===== Material to process =====
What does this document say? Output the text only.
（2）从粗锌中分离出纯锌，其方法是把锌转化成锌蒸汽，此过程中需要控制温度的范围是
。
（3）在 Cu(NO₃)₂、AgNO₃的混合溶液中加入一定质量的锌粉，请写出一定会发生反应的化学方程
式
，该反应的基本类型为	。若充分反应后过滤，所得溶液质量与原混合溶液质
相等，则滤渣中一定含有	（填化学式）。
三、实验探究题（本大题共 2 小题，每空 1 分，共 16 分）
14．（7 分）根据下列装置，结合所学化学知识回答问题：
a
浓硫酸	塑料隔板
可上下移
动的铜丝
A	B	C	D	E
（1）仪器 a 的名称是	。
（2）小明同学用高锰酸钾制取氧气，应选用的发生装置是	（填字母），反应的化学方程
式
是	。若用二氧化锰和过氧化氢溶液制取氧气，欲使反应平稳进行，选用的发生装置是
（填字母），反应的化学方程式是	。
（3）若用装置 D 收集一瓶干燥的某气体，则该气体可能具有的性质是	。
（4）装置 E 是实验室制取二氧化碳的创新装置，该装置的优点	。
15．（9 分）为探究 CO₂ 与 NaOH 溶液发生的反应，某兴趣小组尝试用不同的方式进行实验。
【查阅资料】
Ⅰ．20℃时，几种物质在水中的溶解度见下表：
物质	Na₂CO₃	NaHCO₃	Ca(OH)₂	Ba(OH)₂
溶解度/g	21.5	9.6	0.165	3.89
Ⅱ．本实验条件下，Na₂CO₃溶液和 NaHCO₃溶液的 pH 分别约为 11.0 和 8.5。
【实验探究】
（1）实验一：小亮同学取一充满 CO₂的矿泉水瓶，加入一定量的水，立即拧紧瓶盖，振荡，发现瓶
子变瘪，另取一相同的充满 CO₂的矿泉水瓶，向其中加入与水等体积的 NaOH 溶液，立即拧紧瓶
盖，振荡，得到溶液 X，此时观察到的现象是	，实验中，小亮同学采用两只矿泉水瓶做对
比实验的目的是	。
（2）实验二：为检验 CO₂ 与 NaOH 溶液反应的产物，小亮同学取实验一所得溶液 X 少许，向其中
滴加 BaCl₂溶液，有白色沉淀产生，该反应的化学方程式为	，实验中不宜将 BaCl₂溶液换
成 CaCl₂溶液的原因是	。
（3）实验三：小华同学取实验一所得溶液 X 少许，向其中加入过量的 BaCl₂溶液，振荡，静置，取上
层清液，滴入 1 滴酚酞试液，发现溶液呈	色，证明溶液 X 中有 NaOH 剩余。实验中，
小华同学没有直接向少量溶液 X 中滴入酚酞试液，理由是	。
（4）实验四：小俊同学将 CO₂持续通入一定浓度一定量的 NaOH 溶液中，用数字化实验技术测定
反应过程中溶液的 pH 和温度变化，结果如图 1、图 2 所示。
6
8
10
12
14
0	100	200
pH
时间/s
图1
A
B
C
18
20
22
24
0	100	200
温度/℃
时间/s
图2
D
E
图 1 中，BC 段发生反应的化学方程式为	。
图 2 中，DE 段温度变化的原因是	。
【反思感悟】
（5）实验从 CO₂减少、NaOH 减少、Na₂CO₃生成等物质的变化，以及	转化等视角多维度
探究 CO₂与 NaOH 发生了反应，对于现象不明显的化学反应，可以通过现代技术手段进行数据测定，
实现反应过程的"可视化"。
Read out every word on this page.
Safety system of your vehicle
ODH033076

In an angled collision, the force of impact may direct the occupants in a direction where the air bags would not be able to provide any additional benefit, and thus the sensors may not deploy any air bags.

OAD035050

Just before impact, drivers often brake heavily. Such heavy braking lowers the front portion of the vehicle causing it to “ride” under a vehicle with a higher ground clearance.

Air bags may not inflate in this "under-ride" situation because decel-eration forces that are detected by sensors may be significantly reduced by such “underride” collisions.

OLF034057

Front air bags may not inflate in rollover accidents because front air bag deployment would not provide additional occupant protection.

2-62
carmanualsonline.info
=====
Description of the task >>
Copy out each line of the data where the string "vehicle" appears.

In response >>
Safety system of your vehicle
Just before impact, drivers often brake heavily. Such heavy braking lowers the front portion of the vehicle causing it to “ride” under a vehicle with a higher ground clearance.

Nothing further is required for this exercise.